Short exercise: Below are records; work out how many of their lines contain "不关你的事" and give only that number.

Records provided:
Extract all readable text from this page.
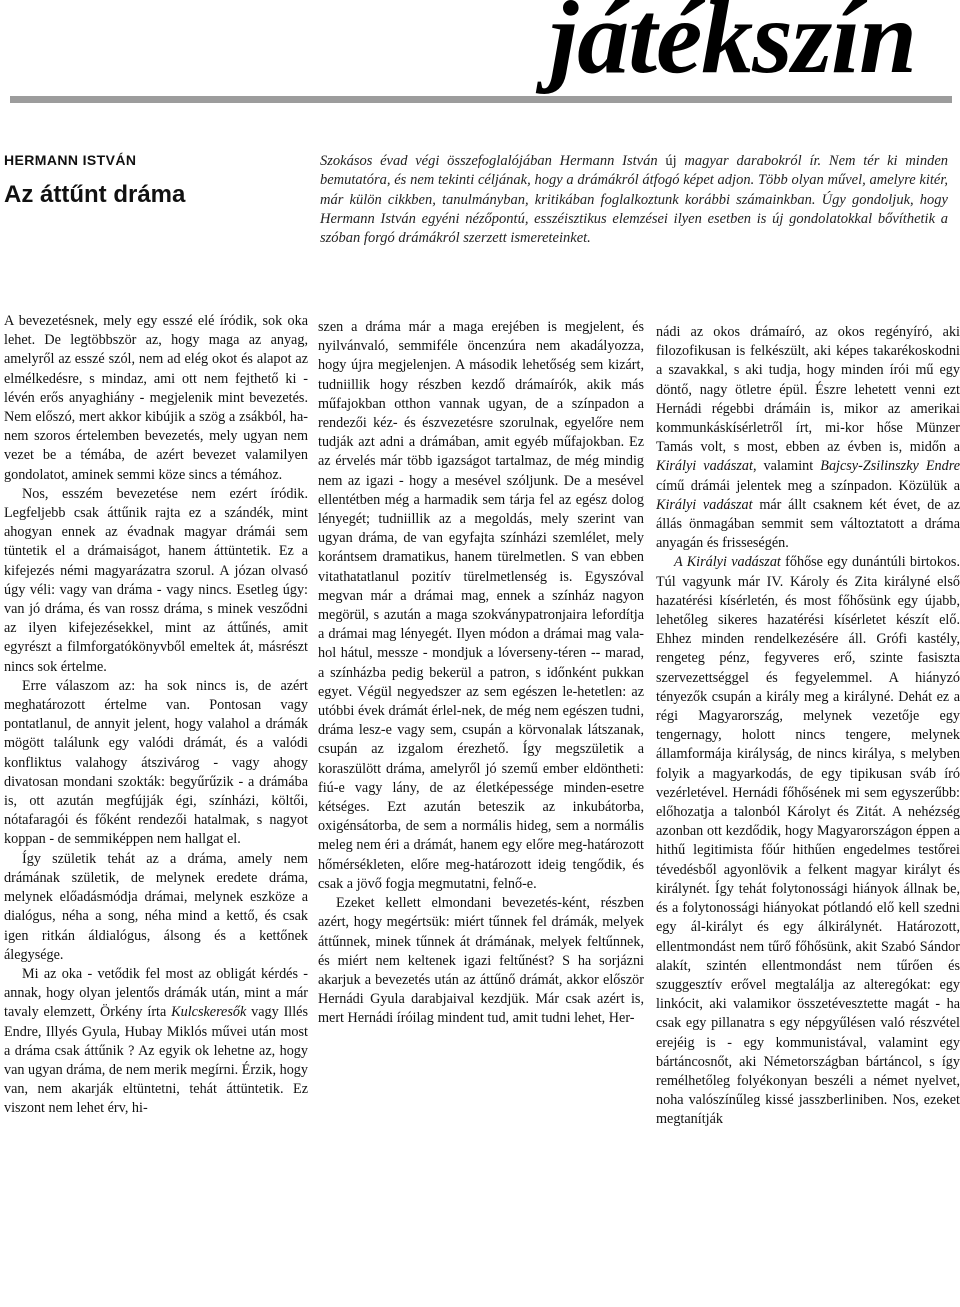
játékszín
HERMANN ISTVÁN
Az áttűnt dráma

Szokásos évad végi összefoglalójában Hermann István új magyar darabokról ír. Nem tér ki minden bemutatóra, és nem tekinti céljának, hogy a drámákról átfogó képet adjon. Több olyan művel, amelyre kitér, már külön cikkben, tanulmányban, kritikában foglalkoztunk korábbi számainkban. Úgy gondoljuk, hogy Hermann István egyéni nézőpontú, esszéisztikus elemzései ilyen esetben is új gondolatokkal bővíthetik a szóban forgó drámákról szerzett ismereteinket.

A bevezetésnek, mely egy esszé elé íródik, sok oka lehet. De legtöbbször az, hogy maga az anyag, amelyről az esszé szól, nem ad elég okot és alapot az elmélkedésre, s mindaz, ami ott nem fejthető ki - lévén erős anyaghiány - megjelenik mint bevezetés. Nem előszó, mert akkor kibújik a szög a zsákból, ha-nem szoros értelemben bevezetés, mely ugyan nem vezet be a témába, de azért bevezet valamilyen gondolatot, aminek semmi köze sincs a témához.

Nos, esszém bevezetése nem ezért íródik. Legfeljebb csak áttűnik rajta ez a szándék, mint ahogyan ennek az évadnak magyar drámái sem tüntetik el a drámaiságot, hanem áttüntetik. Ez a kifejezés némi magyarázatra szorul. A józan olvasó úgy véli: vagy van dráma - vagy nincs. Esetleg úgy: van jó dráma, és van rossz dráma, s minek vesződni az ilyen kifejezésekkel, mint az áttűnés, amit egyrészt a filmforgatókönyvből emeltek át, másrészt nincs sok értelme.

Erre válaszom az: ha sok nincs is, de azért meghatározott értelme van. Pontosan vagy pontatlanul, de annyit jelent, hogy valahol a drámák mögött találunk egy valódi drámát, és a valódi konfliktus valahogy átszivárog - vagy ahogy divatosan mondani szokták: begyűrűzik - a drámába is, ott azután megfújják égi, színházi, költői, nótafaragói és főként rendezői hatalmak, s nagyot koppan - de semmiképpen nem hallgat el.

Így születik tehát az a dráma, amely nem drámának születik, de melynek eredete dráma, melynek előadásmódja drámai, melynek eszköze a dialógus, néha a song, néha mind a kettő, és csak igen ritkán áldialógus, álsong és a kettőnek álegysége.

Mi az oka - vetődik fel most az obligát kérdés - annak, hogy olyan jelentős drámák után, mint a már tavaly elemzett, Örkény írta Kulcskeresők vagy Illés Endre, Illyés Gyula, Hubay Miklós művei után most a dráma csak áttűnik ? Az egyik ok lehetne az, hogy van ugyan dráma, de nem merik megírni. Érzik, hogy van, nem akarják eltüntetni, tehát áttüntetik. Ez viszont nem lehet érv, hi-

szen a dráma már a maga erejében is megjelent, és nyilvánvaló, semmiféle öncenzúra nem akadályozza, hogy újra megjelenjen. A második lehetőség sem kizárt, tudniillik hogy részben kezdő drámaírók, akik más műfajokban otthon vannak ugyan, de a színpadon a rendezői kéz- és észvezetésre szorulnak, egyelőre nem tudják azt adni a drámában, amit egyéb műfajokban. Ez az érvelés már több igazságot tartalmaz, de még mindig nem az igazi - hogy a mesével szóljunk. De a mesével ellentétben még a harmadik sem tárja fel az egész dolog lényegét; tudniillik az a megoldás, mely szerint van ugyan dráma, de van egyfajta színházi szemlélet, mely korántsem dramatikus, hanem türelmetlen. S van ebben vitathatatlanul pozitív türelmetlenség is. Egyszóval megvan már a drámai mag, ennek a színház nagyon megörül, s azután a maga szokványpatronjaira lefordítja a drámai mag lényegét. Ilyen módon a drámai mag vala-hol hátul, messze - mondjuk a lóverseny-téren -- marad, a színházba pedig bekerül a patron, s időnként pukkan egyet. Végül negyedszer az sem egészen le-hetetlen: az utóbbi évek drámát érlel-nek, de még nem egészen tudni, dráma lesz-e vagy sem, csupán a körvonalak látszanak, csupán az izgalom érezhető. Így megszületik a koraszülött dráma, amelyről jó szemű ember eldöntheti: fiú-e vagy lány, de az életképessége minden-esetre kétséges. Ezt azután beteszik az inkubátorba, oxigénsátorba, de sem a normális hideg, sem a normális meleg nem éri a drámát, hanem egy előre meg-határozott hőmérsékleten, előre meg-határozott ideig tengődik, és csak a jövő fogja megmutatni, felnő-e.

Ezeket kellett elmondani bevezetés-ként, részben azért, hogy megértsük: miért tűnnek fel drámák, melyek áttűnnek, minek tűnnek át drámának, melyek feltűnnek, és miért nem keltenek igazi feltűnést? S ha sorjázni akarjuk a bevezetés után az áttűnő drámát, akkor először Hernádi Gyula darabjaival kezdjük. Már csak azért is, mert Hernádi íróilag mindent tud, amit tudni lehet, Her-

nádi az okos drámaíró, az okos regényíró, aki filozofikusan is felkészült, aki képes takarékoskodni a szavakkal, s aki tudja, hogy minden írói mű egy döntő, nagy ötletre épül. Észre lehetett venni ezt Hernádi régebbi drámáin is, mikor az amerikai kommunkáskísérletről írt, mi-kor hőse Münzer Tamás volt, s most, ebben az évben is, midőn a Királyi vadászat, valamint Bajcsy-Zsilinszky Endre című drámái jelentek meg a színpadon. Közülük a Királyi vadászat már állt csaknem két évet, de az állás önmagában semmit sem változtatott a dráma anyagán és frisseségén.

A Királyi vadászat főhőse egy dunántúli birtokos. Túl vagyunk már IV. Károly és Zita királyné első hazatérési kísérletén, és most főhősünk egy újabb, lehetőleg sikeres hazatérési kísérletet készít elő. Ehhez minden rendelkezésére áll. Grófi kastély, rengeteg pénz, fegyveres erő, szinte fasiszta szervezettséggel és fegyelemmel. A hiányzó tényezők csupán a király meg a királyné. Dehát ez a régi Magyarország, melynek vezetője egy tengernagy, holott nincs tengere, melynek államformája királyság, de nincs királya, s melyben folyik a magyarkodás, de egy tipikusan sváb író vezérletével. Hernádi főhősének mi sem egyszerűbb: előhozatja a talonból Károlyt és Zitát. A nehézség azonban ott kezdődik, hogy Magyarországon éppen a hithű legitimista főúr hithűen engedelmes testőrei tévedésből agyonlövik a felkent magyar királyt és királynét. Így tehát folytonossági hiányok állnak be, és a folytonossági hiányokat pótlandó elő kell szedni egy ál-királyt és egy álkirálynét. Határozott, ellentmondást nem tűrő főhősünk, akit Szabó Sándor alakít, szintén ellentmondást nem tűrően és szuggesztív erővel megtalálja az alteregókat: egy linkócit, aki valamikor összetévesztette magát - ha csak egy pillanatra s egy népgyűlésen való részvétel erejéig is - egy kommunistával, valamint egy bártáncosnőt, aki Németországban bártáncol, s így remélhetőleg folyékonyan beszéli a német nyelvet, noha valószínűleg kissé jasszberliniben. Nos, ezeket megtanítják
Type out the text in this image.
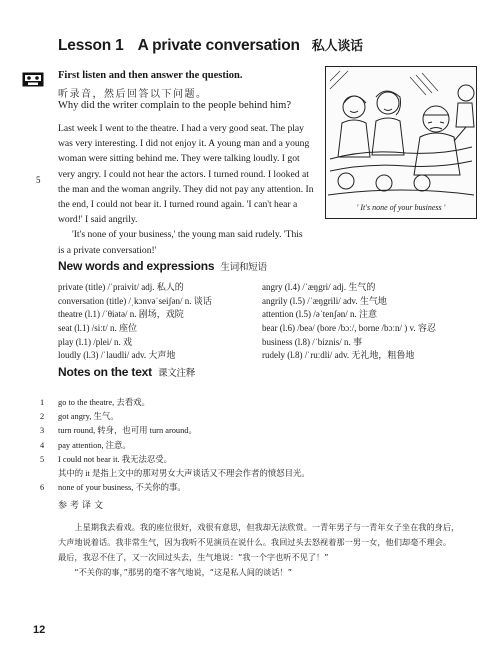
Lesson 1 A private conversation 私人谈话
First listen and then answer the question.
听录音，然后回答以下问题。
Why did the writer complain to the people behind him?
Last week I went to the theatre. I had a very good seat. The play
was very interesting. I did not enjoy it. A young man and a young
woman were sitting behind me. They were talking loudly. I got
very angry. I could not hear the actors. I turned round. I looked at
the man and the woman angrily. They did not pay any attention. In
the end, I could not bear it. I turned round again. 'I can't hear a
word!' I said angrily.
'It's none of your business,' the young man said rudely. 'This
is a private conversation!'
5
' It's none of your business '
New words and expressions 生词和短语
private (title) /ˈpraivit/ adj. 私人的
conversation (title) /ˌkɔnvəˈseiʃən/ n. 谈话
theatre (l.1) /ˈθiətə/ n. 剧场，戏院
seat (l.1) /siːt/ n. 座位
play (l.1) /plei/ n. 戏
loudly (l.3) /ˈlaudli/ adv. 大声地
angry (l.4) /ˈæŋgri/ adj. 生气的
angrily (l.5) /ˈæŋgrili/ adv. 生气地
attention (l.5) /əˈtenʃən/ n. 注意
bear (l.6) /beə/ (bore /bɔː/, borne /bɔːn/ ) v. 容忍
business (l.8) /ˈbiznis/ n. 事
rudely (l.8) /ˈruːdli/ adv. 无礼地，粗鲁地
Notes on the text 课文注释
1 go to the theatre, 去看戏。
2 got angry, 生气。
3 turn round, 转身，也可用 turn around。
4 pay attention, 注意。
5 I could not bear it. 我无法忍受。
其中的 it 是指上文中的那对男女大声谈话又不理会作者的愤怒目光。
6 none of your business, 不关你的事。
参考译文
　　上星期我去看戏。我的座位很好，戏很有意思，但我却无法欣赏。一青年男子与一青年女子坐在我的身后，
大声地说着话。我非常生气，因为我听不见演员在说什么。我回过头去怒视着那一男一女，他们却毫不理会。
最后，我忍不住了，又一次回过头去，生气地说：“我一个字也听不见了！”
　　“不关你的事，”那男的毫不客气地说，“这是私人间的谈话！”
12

Solution: 2